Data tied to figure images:
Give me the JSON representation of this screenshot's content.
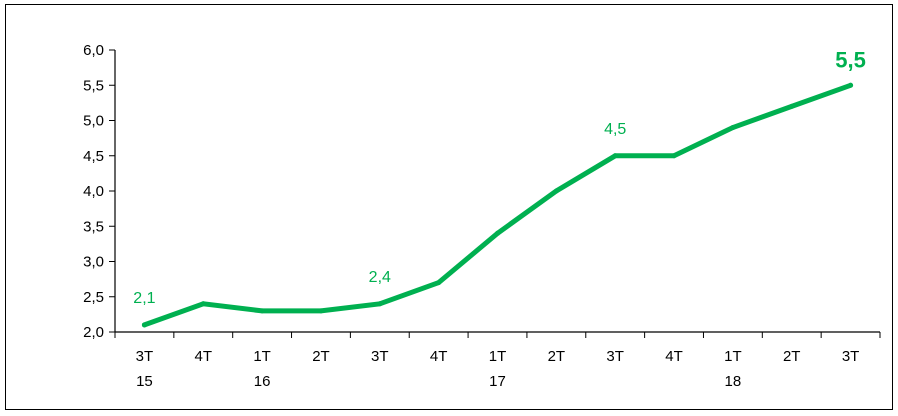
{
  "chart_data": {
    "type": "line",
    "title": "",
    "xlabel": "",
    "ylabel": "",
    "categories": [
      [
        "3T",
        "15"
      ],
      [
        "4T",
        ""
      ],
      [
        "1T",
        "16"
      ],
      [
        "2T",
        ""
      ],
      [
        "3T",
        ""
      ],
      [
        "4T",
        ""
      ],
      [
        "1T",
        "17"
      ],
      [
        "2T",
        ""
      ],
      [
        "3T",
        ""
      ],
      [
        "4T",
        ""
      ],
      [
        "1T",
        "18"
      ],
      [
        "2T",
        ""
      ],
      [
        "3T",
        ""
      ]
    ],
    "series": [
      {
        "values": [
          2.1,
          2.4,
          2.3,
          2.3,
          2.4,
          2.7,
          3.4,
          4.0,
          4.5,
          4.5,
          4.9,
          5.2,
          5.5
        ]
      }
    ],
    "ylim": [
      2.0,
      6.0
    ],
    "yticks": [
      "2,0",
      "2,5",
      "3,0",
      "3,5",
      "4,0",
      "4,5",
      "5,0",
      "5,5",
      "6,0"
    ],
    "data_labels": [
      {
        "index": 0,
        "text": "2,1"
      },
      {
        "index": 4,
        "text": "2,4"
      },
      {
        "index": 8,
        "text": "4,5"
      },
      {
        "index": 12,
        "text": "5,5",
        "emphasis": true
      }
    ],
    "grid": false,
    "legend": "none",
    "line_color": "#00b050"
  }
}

THE PROBLEM:
Repeat the listing above exactly, with no pictures.

WORKED ANSWER:
Give me the JSON representation of this screenshot's content.
{
  "chart_data": {
    "type": "line",
    "title": "",
    "xlabel": "",
    "ylabel": "",
    "categories": [
      [
        "3T",
        "15"
      ],
      [
        "4T",
        ""
      ],
      [
        "1T",
        "16"
      ],
      [
        "2T",
        ""
      ],
      [
        "3T",
        ""
      ],
      [
        "4T",
        ""
      ],
      [
        "1T",
        "17"
      ],
      [
        "2T",
        ""
      ],
      [
        "3T",
        ""
      ],
      [
        "4T",
        ""
      ],
      [
        "1T",
        "18"
      ],
      [
        "2T",
        ""
      ],
      [
        "3T",
        ""
      ]
    ],
    "series": [
      {
        "values": [
          2.1,
          2.4,
          2.3,
          2.3,
          2.4,
          2.7,
          3.4,
          4.0,
          4.5,
          4.5,
          4.9,
          5.2,
          5.5
        ]
      }
    ],
    "ylim": [
      2.0,
      6.0
    ],
    "yticks": [
      "2,0",
      "2,5",
      "3,0",
      "3,5",
      "4,0",
      "4,5",
      "5,0",
      "5,5",
      "6,0"
    ],
    "data_labels": [
      {
        "index": 0,
        "text": "2,1"
      },
      {
        "index": 4,
        "text": "2,4"
      },
      {
        "index": 8,
        "text": "4,5"
      },
      {
        "index": 12,
        "text": "5,5",
        "emphasis": true
      }
    ],
    "grid": false,
    "legend": "none",
    "line_color": "#00b050"
  }
}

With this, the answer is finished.